SHORT EXERCISE – Review the material and extract every line in which the word "JSON" occurs.

[Data records]
::::::::

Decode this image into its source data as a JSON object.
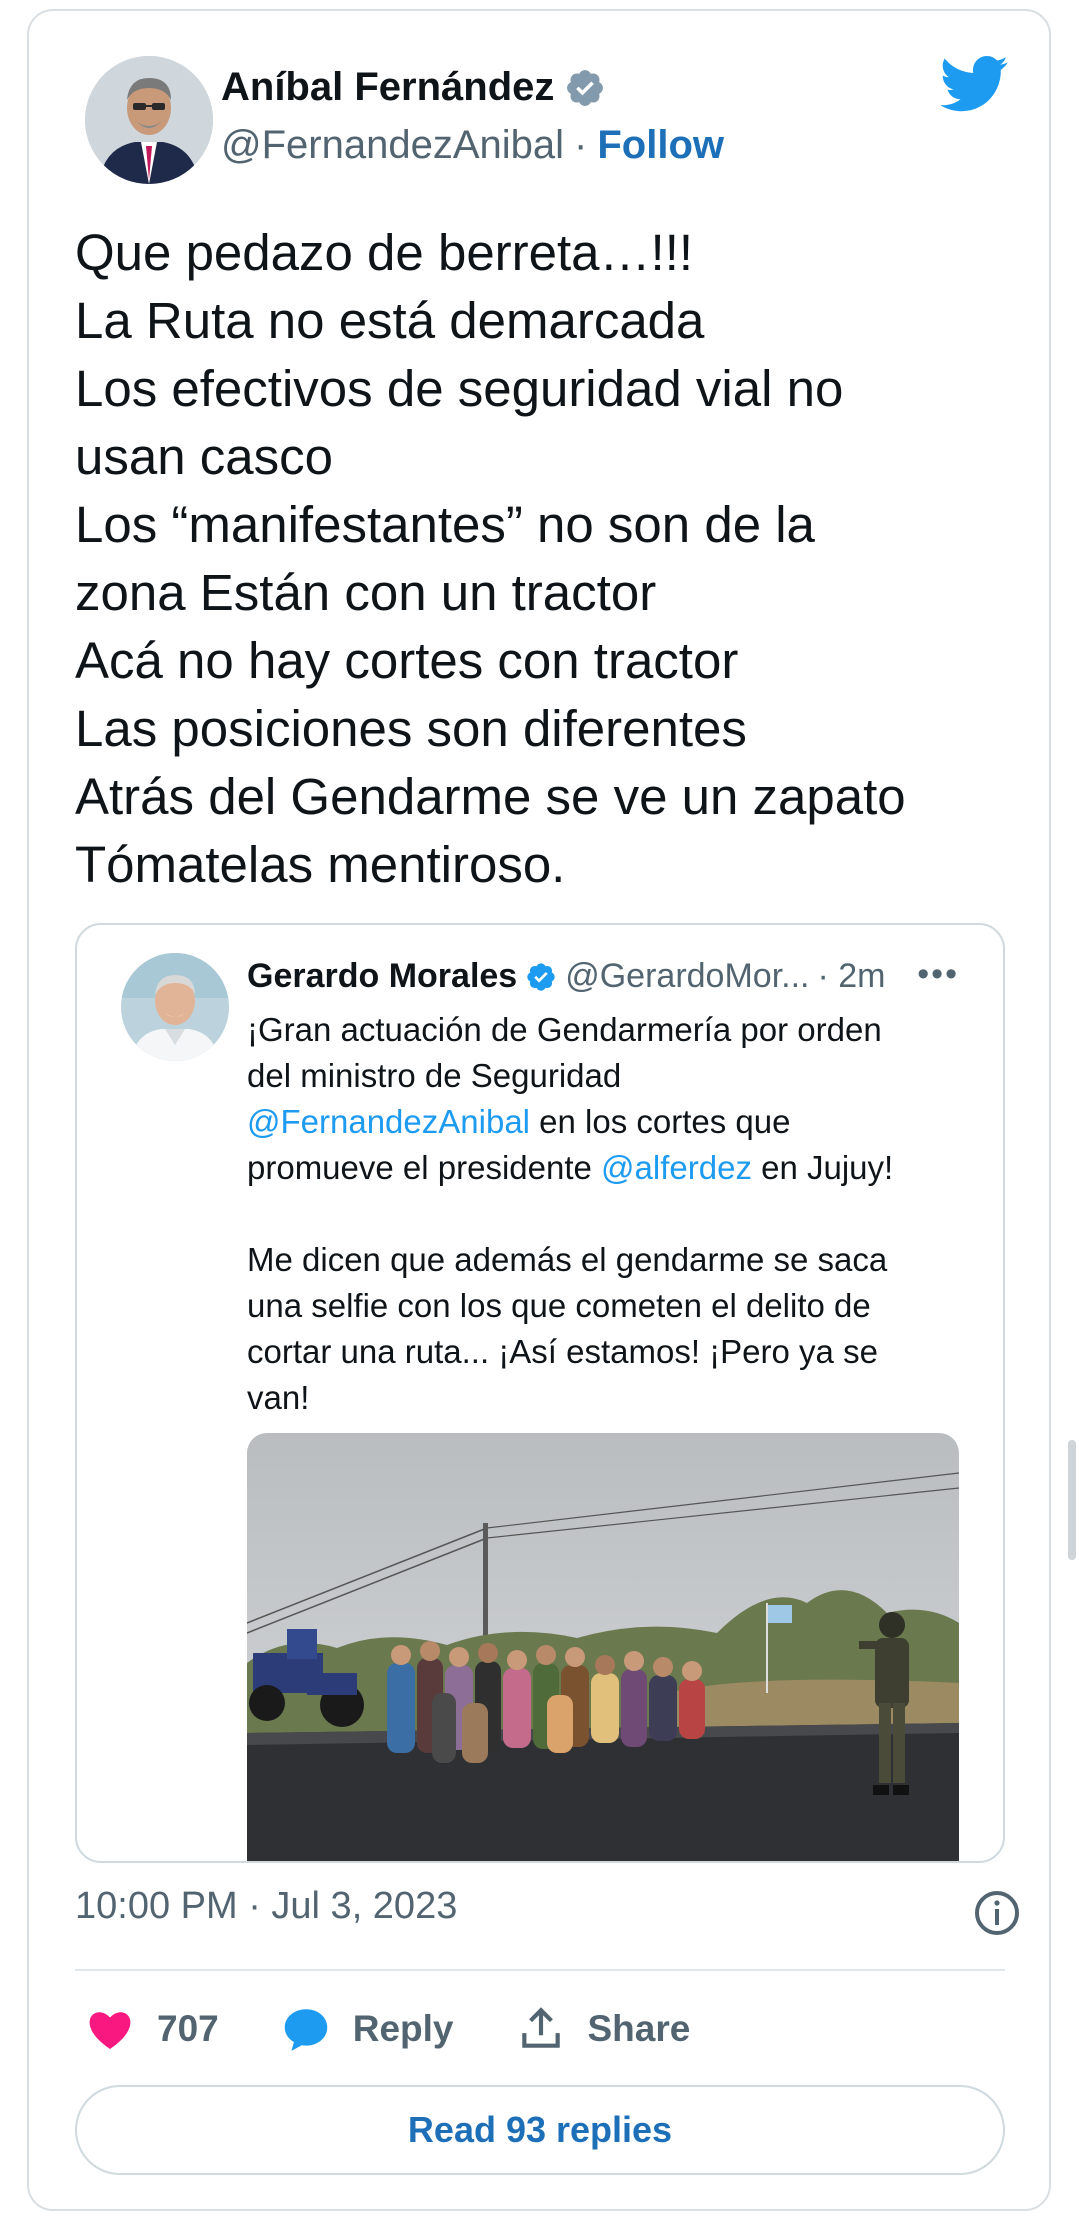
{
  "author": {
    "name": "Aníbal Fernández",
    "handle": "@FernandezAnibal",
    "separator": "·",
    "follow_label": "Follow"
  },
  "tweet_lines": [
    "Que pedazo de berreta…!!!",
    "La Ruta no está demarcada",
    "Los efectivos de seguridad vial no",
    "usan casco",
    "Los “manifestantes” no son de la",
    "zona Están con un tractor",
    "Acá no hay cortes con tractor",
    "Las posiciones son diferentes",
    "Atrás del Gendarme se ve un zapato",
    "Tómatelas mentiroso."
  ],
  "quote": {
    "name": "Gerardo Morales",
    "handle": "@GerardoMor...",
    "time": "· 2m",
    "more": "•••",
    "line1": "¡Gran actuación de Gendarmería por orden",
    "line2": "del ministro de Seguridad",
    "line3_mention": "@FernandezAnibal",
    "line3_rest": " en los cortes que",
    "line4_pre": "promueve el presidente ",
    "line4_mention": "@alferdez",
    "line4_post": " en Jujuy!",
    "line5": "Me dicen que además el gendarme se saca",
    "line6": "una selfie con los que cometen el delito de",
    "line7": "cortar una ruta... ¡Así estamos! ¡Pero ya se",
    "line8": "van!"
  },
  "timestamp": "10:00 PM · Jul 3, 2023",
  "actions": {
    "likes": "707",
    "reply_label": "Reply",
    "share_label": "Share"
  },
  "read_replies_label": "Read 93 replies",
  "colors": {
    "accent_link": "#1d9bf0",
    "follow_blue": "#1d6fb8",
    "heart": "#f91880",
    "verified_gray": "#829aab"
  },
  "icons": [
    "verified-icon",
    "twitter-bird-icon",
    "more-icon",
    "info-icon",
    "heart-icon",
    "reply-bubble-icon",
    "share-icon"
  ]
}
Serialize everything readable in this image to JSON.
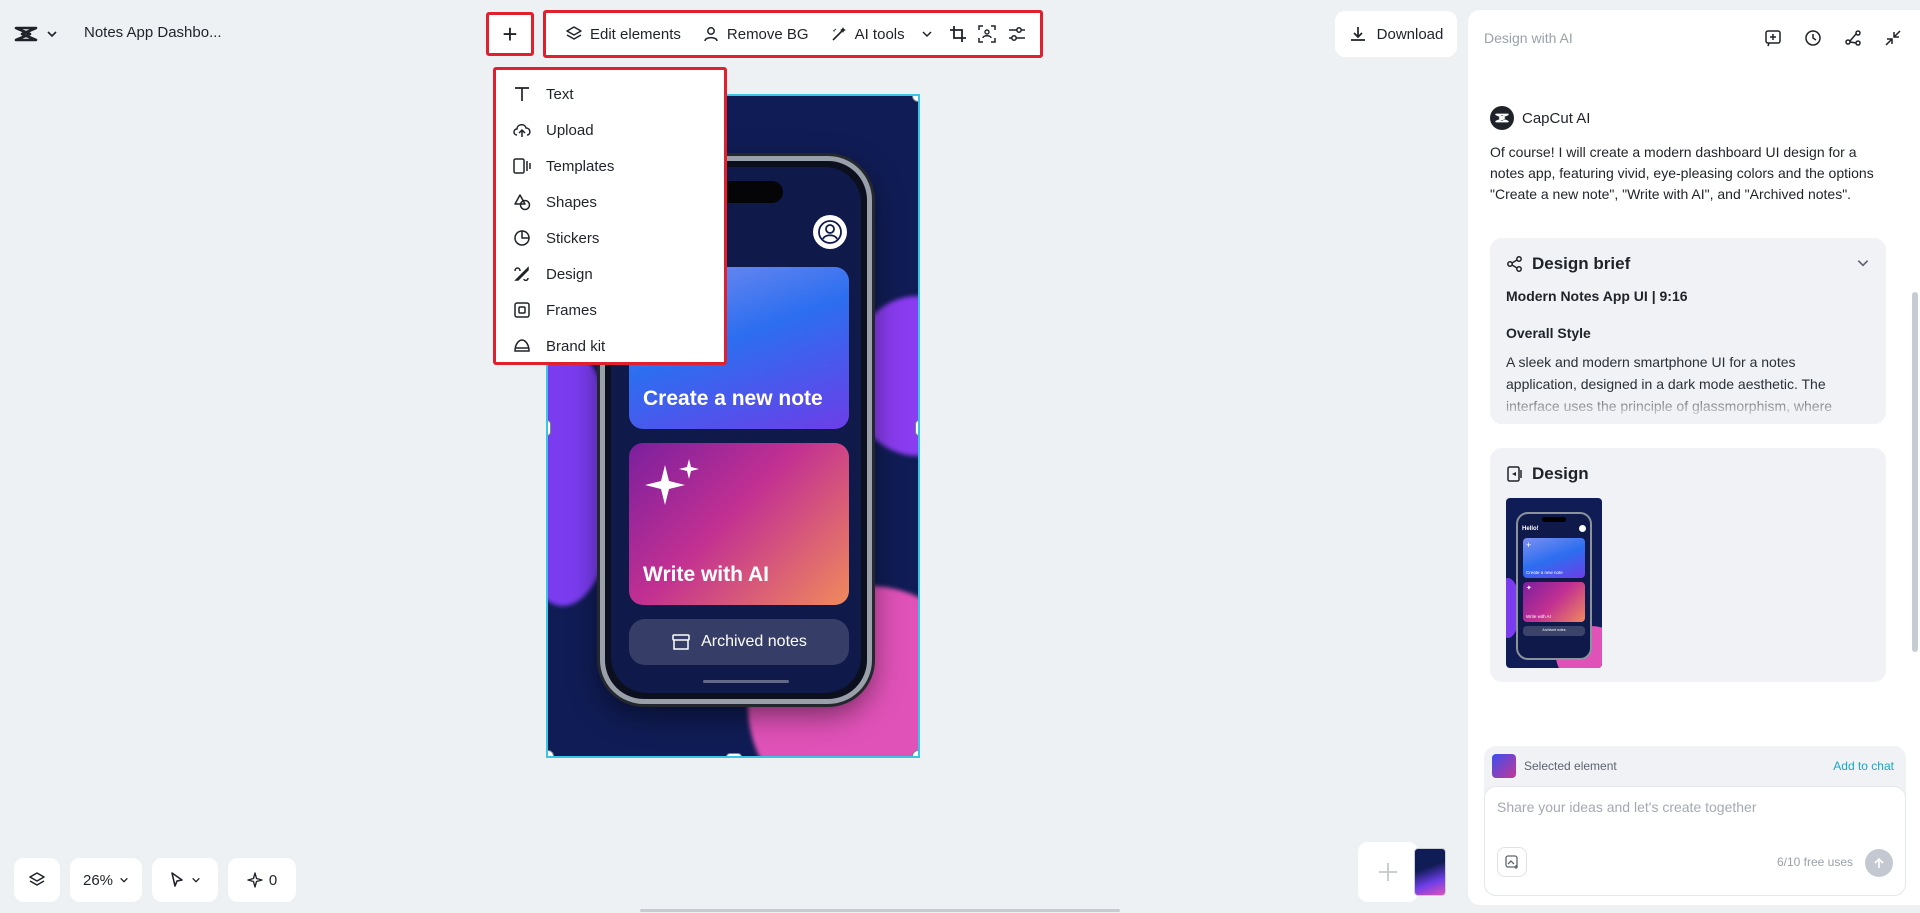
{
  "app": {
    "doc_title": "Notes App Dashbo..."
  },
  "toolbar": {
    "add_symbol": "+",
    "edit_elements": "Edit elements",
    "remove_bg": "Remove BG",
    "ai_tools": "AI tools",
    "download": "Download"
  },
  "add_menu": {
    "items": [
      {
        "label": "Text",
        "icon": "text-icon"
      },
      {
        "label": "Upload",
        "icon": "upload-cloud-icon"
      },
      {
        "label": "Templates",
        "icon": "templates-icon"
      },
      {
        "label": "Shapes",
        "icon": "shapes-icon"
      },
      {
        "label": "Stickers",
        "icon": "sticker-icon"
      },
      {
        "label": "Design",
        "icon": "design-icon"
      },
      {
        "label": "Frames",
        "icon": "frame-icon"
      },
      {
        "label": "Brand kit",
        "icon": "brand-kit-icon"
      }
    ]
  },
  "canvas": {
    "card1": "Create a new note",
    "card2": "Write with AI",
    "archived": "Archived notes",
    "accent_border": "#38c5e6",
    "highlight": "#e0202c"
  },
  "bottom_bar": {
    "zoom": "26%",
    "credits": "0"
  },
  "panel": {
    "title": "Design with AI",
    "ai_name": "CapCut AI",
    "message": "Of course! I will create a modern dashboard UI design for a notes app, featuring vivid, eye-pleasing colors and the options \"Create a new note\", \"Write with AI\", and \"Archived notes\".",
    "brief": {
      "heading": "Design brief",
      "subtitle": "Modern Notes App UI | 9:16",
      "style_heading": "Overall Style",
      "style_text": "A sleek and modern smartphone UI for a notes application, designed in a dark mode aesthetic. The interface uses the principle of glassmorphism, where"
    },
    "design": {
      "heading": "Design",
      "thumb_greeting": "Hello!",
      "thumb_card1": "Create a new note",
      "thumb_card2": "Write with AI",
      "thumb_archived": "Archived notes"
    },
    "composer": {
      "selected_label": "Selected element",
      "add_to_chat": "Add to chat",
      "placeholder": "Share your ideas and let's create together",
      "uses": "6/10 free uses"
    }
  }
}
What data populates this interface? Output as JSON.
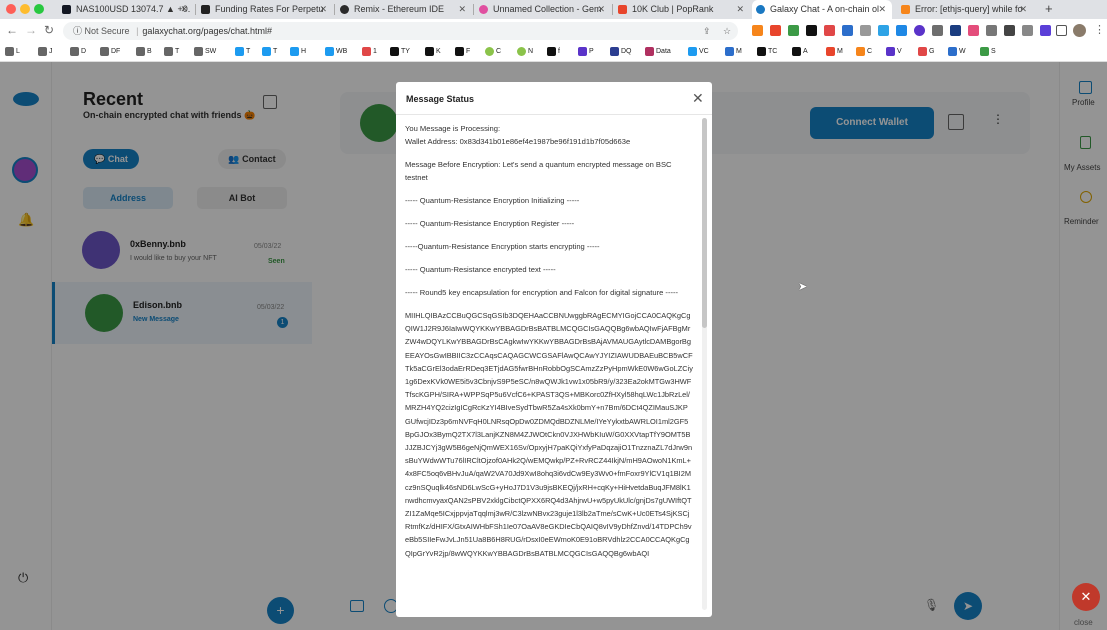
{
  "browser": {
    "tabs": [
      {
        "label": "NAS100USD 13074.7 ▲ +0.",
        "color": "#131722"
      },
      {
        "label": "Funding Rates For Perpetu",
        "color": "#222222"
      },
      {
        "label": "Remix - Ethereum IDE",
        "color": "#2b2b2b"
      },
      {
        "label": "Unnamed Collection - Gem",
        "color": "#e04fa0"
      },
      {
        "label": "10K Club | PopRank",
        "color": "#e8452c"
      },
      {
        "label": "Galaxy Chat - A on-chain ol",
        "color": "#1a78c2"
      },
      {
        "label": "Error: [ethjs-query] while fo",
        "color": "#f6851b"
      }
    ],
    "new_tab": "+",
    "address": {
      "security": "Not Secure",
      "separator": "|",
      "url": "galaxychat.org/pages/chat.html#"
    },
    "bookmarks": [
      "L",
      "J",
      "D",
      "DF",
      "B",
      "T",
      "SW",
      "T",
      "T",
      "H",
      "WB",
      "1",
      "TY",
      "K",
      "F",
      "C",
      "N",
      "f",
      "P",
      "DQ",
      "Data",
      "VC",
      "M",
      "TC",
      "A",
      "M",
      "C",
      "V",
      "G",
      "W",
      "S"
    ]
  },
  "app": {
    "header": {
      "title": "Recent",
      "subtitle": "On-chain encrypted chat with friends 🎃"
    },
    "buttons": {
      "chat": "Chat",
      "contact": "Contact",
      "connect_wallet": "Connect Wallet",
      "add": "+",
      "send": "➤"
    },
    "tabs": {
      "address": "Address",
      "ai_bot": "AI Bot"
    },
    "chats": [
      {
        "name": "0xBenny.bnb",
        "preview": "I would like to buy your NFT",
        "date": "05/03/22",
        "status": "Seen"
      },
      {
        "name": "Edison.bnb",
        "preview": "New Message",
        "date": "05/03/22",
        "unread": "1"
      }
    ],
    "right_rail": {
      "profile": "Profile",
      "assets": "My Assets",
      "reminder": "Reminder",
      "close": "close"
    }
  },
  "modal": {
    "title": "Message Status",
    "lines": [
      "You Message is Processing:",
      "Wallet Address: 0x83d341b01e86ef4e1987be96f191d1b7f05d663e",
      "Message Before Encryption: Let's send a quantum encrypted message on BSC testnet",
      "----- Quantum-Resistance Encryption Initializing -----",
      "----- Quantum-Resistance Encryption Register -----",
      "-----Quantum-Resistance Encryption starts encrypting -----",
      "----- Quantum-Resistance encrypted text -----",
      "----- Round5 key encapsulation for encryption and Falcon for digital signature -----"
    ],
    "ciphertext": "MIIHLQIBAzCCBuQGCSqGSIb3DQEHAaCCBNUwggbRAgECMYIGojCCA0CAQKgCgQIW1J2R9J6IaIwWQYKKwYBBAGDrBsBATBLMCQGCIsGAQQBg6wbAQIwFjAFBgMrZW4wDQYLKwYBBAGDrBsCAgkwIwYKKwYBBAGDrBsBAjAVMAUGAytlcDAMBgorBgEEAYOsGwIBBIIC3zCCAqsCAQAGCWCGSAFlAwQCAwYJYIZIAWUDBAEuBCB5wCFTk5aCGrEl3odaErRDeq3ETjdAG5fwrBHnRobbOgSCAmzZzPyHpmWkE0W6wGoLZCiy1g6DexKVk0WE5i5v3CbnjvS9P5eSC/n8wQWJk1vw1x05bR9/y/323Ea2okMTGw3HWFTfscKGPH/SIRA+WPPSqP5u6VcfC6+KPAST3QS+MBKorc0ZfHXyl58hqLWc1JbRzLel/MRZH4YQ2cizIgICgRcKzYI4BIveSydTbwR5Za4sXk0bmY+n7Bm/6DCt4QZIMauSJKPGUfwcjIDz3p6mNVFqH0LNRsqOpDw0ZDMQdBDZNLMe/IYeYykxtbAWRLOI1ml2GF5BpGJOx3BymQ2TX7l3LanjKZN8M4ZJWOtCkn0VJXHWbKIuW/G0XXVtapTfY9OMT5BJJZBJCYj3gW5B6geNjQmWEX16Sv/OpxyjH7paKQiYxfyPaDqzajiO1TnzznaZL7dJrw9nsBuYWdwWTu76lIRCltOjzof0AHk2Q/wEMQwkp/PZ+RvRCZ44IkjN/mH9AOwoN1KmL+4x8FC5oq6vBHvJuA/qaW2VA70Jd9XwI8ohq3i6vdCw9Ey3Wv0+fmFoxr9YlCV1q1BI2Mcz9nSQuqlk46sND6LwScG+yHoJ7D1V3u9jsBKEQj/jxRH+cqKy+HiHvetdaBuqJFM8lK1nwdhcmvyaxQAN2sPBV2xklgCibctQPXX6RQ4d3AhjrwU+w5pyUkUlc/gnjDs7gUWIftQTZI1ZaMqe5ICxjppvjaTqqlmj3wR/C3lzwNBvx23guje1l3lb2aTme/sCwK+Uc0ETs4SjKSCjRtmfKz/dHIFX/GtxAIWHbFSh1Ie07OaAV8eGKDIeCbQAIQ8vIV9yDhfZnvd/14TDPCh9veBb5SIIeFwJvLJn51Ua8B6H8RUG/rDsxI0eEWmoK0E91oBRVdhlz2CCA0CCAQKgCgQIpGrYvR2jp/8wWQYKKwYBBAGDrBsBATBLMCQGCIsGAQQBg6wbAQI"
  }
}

::::::::

TASK RESPONSE –
Decode this image into its source data as a JSON object.
Serialize everything readable in this image to JSON.
What data populates this interface? Output as JSON.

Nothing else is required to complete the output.